• [EXERCISE INPUT]:
* * * * * * *

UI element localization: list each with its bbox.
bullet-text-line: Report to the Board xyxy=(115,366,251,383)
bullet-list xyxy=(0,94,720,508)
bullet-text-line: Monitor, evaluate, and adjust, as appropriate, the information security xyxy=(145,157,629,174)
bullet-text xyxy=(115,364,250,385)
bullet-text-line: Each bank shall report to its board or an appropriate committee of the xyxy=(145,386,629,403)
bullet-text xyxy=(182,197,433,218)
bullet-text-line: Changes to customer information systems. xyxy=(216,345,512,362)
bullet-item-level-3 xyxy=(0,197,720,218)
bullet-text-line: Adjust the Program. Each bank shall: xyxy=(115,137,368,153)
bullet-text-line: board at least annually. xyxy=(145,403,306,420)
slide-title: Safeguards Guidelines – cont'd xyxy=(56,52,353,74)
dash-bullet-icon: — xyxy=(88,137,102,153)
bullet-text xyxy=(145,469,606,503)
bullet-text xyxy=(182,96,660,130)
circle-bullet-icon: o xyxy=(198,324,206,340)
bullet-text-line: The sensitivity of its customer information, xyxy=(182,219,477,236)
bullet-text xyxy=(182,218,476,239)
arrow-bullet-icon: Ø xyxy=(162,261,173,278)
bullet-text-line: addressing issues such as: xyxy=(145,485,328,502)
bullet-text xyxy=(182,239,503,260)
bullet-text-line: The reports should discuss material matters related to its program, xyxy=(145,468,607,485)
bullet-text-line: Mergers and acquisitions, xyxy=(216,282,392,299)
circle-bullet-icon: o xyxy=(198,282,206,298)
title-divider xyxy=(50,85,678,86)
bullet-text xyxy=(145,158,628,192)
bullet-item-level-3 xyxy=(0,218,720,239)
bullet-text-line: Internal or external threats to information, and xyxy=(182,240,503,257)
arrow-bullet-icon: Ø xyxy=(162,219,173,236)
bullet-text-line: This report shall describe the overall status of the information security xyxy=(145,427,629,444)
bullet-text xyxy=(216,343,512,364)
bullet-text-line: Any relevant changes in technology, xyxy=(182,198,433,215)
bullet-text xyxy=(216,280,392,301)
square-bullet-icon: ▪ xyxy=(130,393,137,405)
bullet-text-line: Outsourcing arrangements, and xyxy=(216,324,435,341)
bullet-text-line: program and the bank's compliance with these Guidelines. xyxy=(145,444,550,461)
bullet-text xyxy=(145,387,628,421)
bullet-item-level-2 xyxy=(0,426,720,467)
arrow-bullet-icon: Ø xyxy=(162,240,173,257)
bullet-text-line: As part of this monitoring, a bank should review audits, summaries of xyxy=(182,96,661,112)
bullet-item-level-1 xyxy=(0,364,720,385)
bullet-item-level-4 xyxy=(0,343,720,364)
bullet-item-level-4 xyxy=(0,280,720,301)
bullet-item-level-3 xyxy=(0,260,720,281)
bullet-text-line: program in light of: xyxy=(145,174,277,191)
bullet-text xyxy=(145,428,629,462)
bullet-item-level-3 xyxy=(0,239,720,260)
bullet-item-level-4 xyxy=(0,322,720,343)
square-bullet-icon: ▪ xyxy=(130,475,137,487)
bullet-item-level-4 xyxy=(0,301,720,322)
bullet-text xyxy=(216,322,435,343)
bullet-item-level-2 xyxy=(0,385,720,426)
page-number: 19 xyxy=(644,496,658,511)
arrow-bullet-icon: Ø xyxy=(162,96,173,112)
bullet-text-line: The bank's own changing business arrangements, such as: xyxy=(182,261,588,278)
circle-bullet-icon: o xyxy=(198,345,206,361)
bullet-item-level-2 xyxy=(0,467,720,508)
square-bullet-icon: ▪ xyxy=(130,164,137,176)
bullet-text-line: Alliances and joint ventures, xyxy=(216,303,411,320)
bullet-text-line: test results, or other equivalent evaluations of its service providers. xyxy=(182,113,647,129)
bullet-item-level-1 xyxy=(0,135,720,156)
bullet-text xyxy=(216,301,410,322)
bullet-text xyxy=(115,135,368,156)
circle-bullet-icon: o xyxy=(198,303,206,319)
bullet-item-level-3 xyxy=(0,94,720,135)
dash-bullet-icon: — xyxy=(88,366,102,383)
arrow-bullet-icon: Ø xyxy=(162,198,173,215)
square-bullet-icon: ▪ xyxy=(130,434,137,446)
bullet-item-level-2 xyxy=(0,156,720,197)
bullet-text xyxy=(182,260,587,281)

* * * * * * *

• [JOB]: Arrange every line of the listing above as a Markdown table with the columns No. and Text. Put the row number under No. and the line under Text, and leave out blank lines.

• [PROBLEM SOLUTION]:
| No. | Text |
|---|---|
| 1 | UI element localization: list each with its bbox. |
| 2 | bullet-text-line: Report to the Board xyxy=(115,366,251,383) |
| 3 | bullet-list xyxy=(0,94,720,508) |
| 4 | bullet-text-line: Monitor, evaluate, and adjust, as appropriate, the information security xyxy=(145,157,629,174) |
| 5 | bullet-text xyxy=(115,364,250,385) |
| 6 | bullet-text-line: Each bank shall report to its board or an appropriate committee of the xyxy=(145,386,629,403) |
| 7 | bullet-text xyxy=(182,197,433,218) |
| 8 | bullet-text-line: Changes to customer information systems. xyxy=(216,345,512,362) |
| 9 | bullet-item-level-3 xyxy=(0,197,720,218) |
| 10 | bullet-text-line: Adjust the Program. Each bank shall: xyxy=(115,137,368,153) |
| 11 | bullet-text-line: board at least annually. xyxy=(145,403,306,420) |
| 12 | slide-title: Safeguards Guidelines – cont'd xyxy=(56,52,353,74) |
| 13 | dash-bullet-icon: — xyxy=(88,137,102,153) |
| 14 | bullet-text xyxy=(145,469,606,503) |
| 15 | bullet-text xyxy=(182,96,660,130) |
| 16 | circle-bullet-icon: o xyxy=(198,324,206,340) |
| 17 | bullet-text-line: The sensitivity of its customer information, xyxy=(182,219,477,236) |
| 18 | bullet-text xyxy=(182,218,476,239) |
| 19 | arrow-bullet-icon: Ø xyxy=(162,261,173,278) |
| 20 | bullet-text-line: addressing issues such as: xyxy=(145,485,328,502) |
| 21 | bullet-text xyxy=(182,239,503,260) |
| 22 | bullet-text-line: The reports should discuss material matters related to its program, xyxy=(145,468,607,485) |
| 23 | bullet-text-line: Mergers and acquisitions, xyxy=(216,282,392,299) |
| 24 | circle-bullet-icon: o xyxy=(198,282,206,298) |
| 25 | title-divider xyxy=(50,85,678,86) |
| 26 | bullet-text xyxy=(145,158,628,192) |
| 27 | bullet-item-level-3 xyxy=(0,218,720,239) |
| 28 | bullet-text-line: Internal or external threats to information, and xyxy=(182,240,503,257) |
| 29 | arrow-bullet-icon: Ø xyxy=(162,219,173,236) |
| 30 | bullet-text-line: This report shall describe the overall status of the information security xyxy=(145,427,629,444) |
| 31 | bullet-text xyxy=(216,343,512,364) |
| 32 | bullet-text-line: Any relevant changes in technology, xyxy=(182,198,433,215) |
| 33 | bullet-text xyxy=(216,280,392,301) |
| 34 | square-bullet-icon: ▪ xyxy=(130,393,137,405) |
| 35 | bullet-text-line: Outsourcing arrangements, and xyxy=(216,324,435,341) |
| 36 | bullet-text-line: program and the bank's compliance with these Guidelines. xyxy=(145,444,550,461) |
| 37 | bullet-text xyxy=(145,387,628,421) |
| 38 | bullet-item-level-2 xyxy=(0,426,720,467) |
| 39 | arrow-bullet-icon: Ø xyxy=(162,240,173,257) |
| 40 | bullet-text-line: As part of this monitoring, a bank should review audits, summaries of xyxy=(182,96,661,112) |
| 41 | bullet-item-level-1 xyxy=(0,364,720,385) |
| 42 | bullet-item-level-4 xyxy=(0,343,720,364) |
| 43 | bullet-item-level-4 xyxy=(0,280,720,301) |
| 44 | bullet-item-level-3 xyxy=(0,260,720,281) |
| 45 | bullet-text-line: program in light of: xyxy=(145,174,277,191) |
| 46 | bullet-text xyxy=(145,428,629,462) |
| 47 | bullet-item-level-3 xyxy=(0,239,720,260) |
| 48 | bullet-item-level-4 xyxy=(0,322,720,343) |
| 49 | square-bullet-icon: ▪ xyxy=(130,475,137,487) |
| 50 | bullet-item-level-4 xyxy=(0,301,720,322) |
| 51 | bullet-text xyxy=(216,322,435,343) |
| 52 | bullet-item-level-2 xyxy=(0,385,720,426) |
| 53 | page-number: 19 xyxy=(644,496,658,511) |
| 54 | arrow-bullet-icon: Ø xyxy=(162,96,173,112) |
| 55 | bullet-text-line: The bank's own changing business arrangements, such as: xyxy=(182,261,588,278) |
| 56 | circle-bullet-icon: o xyxy=(198,345,206,361) |
| 57 | bullet-item-level-2 xyxy=(0,467,720,508) |
| 58 | square-bullet-icon: ▪ xyxy=(130,164,137,176) |
| 59 | bullet-text-line: Alliances and joint ventures, xyxy=(216,303,411,320) |
| 60 | bullet-text-line: test results, or other equivalent evaluations of its service providers. xyxy=(182,113,647,129) |
| 61 | bullet-item-level-1 xyxy=(0,135,720,156) |
| 62 | bullet-text xyxy=(216,301,410,322) |
| 63 | bullet-text xyxy=(115,135,368,156) |
| 64 | circle-bullet-icon: o xyxy=(198,303,206,319) |
| 65 | bullet-item-level-3 xyxy=(0,94,720,135) |
| 66 | dash-bullet-icon: — xyxy=(88,366,102,383) |
| 67 | arrow-bullet-icon: Ø xyxy=(162,198,173,215) |
| 68 | square-bullet-icon: ▪ xyxy=(130,434,137,446) |
| 69 | bullet-item-level-2 xyxy=(0,156,720,197) |
| 70 | bullet-text xyxy=(182,260,587,281) |